* [Entries supplied]
>> Begin

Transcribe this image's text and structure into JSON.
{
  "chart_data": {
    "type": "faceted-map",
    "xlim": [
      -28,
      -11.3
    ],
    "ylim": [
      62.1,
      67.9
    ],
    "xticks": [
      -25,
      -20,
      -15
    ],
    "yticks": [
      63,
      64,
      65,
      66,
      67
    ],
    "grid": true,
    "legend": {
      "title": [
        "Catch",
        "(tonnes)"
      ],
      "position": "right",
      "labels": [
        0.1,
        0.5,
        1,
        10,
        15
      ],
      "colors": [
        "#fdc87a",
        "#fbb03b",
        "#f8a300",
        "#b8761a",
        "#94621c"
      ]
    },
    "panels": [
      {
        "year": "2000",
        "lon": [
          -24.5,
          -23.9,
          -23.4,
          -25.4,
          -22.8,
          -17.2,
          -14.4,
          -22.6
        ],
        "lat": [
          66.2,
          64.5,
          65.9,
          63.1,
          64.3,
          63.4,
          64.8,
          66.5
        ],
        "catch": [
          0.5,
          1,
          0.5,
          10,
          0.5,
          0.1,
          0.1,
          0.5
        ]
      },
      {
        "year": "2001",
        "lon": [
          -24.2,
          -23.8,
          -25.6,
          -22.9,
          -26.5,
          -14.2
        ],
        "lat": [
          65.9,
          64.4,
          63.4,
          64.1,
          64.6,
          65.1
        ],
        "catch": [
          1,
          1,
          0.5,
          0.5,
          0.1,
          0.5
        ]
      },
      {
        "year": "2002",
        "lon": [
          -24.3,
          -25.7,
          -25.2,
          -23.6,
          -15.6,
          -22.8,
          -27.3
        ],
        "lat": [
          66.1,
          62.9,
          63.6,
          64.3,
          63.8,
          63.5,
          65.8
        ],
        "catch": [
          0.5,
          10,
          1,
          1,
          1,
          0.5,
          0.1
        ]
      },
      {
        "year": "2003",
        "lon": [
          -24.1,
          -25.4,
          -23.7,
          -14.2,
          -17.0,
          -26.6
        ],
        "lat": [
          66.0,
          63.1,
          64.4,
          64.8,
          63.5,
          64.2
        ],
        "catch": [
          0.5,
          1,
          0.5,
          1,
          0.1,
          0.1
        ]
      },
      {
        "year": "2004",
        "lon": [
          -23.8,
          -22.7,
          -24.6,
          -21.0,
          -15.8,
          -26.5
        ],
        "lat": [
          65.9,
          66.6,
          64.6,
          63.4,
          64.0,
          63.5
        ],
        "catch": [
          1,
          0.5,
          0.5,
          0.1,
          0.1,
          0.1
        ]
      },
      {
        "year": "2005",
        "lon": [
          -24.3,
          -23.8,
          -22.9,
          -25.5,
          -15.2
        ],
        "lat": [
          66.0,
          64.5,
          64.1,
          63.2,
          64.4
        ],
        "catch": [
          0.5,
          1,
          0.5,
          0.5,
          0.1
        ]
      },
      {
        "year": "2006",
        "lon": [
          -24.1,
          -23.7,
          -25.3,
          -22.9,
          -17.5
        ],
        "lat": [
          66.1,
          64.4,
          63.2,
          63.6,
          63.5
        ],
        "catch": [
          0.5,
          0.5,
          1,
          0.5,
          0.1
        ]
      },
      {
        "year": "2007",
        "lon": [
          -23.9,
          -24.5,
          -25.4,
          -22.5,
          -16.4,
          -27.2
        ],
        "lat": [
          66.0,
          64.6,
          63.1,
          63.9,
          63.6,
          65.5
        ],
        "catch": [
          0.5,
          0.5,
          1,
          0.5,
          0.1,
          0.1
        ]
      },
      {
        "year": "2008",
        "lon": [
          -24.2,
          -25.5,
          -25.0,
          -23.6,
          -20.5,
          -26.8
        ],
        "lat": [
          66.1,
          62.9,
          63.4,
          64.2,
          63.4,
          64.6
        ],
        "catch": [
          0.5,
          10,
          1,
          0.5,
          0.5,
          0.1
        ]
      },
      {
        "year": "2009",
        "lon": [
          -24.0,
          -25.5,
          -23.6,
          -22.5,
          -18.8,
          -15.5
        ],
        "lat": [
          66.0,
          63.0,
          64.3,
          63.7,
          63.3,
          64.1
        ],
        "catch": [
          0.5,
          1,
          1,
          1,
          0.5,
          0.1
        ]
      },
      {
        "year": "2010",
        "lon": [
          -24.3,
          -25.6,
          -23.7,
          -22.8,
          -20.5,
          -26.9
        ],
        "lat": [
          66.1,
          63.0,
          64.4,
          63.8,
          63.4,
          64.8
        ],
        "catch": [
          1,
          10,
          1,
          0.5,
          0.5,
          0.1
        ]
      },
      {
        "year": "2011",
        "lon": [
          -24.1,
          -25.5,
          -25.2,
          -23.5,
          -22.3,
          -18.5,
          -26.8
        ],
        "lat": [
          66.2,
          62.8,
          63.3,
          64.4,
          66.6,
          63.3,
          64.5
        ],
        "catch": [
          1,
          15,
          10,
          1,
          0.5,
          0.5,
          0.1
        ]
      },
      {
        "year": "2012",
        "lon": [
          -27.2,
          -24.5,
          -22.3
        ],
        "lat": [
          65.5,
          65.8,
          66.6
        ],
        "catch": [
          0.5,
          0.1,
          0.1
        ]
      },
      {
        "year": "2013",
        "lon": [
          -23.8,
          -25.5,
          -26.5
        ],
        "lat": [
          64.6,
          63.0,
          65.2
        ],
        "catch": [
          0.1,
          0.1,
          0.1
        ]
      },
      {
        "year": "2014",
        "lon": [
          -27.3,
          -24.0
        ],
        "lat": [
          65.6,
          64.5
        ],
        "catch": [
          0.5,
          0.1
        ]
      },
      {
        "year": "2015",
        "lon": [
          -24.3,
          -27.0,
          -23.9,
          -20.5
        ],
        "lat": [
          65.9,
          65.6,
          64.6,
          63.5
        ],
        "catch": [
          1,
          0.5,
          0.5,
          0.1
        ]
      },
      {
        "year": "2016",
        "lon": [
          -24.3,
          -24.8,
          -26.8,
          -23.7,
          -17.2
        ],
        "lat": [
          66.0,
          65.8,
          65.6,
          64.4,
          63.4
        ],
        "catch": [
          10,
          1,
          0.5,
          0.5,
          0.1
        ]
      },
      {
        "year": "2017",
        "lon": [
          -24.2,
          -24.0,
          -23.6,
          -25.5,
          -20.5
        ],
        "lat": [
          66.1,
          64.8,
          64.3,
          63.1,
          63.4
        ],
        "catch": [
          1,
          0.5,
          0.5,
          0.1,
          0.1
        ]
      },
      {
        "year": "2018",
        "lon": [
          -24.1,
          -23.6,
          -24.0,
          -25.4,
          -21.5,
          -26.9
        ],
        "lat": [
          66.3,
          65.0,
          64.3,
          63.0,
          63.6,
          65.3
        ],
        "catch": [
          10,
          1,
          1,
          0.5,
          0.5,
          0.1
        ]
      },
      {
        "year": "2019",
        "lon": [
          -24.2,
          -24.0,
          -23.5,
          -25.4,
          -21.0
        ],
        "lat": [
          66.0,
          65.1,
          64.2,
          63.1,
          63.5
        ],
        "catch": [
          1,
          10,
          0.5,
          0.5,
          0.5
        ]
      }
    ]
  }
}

>> End

* [What the task asks] Copy out the whole listing exactly; please set it all down.

* [Written solution]
Transcribe this image's text and structure into JSON.
{
  "chart_data": {
    "type": "faceted-map",
    "xlim": [
      -28,
      -11.3
    ],
    "ylim": [
      62.1,
      67.9
    ],
    "xticks": [
      -25,
      -20,
      -15
    ],
    "yticks": [
      63,
      64,
      65,
      66,
      67
    ],
    "grid": true,
    "legend": {
      "title": [
        "Catch",
        "(tonnes)"
      ],
      "position": "right",
      "labels": [
        0.1,
        0.5,
        1,
        10,
        15
      ],
      "colors": [
        "#fdc87a",
        "#fbb03b",
        "#f8a300",
        "#b8761a",
        "#94621c"
      ]
    },
    "panels": [
      {
        "year": "2000",
        "lon": [
          -24.5,
          -23.9,
          -23.4,
          -25.4,
          -22.8,
          -17.2,
          -14.4,
          -22.6
        ],
        "lat": [
          66.2,
          64.5,
          65.9,
          63.1,
          64.3,
          63.4,
          64.8,
          66.5
        ],
        "catch": [
          0.5,
          1,
          0.5,
          10,
          0.5,
          0.1,
          0.1,
          0.5
        ]
      },
      {
        "year": "2001",
        "lon": [
          -24.2,
          -23.8,
          -25.6,
          -22.9,
          -26.5,
          -14.2
        ],
        "lat": [
          65.9,
          64.4,
          63.4,
          64.1,
          64.6,
          65.1
        ],
        "catch": [
          1,
          1,
          0.5,
          0.5,
          0.1,
          0.5
        ]
      },
      {
        "year": "2002",
        "lon": [
          -24.3,
          -25.7,
          -25.2,
          -23.6,
          -15.6,
          -22.8,
          -27.3
        ],
        "lat": [
          66.1,
          62.9,
          63.6,
          64.3,
          63.8,
          63.5,
          65.8
        ],
        "catch": [
          0.5,
          10,
          1,
          1,
          1,
          0.5,
          0.1
        ]
      },
      {
        "year": "2003",
        "lon": [
          -24.1,
          -25.4,
          -23.7,
          -14.2,
          -17.0,
          -26.6
        ],
        "lat": [
          66.0,
          63.1,
          64.4,
          64.8,
          63.5,
          64.2
        ],
        "catch": [
          0.5,
          1,
          0.5,
          1,
          0.1,
          0.1
        ]
      },
      {
        "year": "2004",
        "lon": [
          -23.8,
          -22.7,
          -24.6,
          -21.0,
          -15.8,
          -26.5
        ],
        "lat": [
          65.9,
          66.6,
          64.6,
          63.4,
          64.0,
          63.5
        ],
        "catch": [
          1,
          0.5,
          0.5,
          0.1,
          0.1,
          0.1
        ]
      },
      {
        "year": "2005",
        "lon": [
          -24.3,
          -23.8,
          -22.9,
          -25.5,
          -15.2
        ],
        "lat": [
          66.0,
          64.5,
          64.1,
          63.2,
          64.4
        ],
        "catch": [
          0.5,
          1,
          0.5,
          0.5,
          0.1
        ]
      },
      {
        "year": "2006",
        "lon": [
          -24.1,
          -23.7,
          -25.3,
          -22.9,
          -17.5
        ],
        "lat": [
          66.1,
          64.4,
          63.2,
          63.6,
          63.5
        ],
        "catch": [
          0.5,
          0.5,
          1,
          0.5,
          0.1
        ]
      },
      {
        "year": "2007",
        "lon": [
          -23.9,
          -24.5,
          -25.4,
          -22.5,
          -16.4,
          -27.2
        ],
        "lat": [
          66.0,
          64.6,
          63.1,
          63.9,
          63.6,
          65.5
        ],
        "catch": [
          0.5,
          0.5,
          1,
          0.5,
          0.1,
          0.1
        ]
      },
      {
        "year": "2008",
        "lon": [
          -24.2,
          -25.5,
          -25.0,
          -23.6,
          -20.5,
          -26.8
        ],
        "lat": [
          66.1,
          62.9,
          63.4,
          64.2,
          63.4,
          64.6
        ],
        "catch": [
          0.5,
          10,
          1,
          0.5,
          0.5,
          0.1
        ]
      },
      {
        "year": "2009",
        "lon": [
          -24.0,
          -25.5,
          -23.6,
          -22.5,
          -18.8,
          -15.5
        ],
        "lat": [
          66.0,
          63.0,
          64.3,
          63.7,
          63.3,
          64.1
        ],
        "catch": [
          0.5,
          1,
          1,
          1,
          0.5,
          0.1
        ]
      },
      {
        "year": "2010",
        "lon": [
          -24.3,
          -25.6,
          -23.7,
          -22.8,
          -20.5,
          -26.9
        ],
        "lat": [
          66.1,
          63.0,
          64.4,
          63.8,
          63.4,
          64.8
        ],
        "catch": [
          1,
          10,
          1,
          0.5,
          0.5,
          0.1
        ]
      },
      {
        "year": "2011",
        "lon": [
          -24.1,
          -25.5,
          -25.2,
          -23.5,
          -22.3,
          -18.5,
          -26.8
        ],
        "lat": [
          66.2,
          62.8,
          63.3,
          64.4,
          66.6,
          63.3,
          64.5
        ],
        "catch": [
          1,
          15,
          10,
          1,
          0.5,
          0.5,
          0.1
        ]
      },
      {
        "year": "2012",
        "lon": [
          -27.2,
          -24.5,
          -22.3
        ],
        "lat": [
          65.5,
          65.8,
          66.6
        ],
        "catch": [
          0.5,
          0.1,
          0.1
        ]
      },
      {
        "year": "2013",
        "lon": [
          -23.8,
          -25.5,
          -26.5
        ],
        "lat": [
          64.6,
          63.0,
          65.2
        ],
        "catch": [
          0.1,
          0.1,
          0.1
        ]
      },
      {
        "year": "2014",
        "lon": [
          -27.3,
          -24.0
        ],
        "lat": [
          65.6,
          64.5
        ],
        "catch": [
          0.5,
          0.1
        ]
      },
      {
        "year": "2015",
        "lon": [
          -24.3,
          -27.0,
          -23.9,
          -20.5
        ],
        "lat": [
          65.9,
          65.6,
          64.6,
          63.5
        ],
        "catch": [
          1,
          0.5,
          0.5,
          0.1
        ]
      },
      {
        "year": "2016",
        "lon": [
          -24.3,
          -24.8,
          -26.8,
          -23.7,
          -17.2
        ],
        "lat": [
          66.0,
          65.8,
          65.6,
          64.4,
          63.4
        ],
        "catch": [
          10,
          1,
          0.5,
          0.5,
          0.1
        ]
      },
      {
        "year": "2017",
        "lon": [
          -24.2,
          -24.0,
          -23.6,
          -25.5,
          -20.5
        ],
        "lat": [
          66.1,
          64.8,
          64.3,
          63.1,
          63.4
        ],
        "catch": [
          1,
          0.5,
          0.5,
          0.1,
          0.1
        ]
      },
      {
        "year": "2018",
        "lon": [
          -24.1,
          -23.6,
          -24.0,
          -25.4,
          -21.5,
          -26.9
        ],
        "lat": [
          66.3,
          65.0,
          64.3,
          63.0,
          63.6,
          65.3
        ],
        "catch": [
          10,
          1,
          1,
          0.5,
          0.5,
          0.1
        ]
      },
      {
        "year": "2019",
        "lon": [
          -24.2,
          -24.0,
          -23.5,
          -25.4,
          -21.0
        ],
        "lat": [
          66.0,
          65.1,
          64.2,
          63.1,
          63.5
        ],
        "catch": [
          1,
          10,
          0.5,
          0.5,
          0.5
        ]
      }
    ]
  }
}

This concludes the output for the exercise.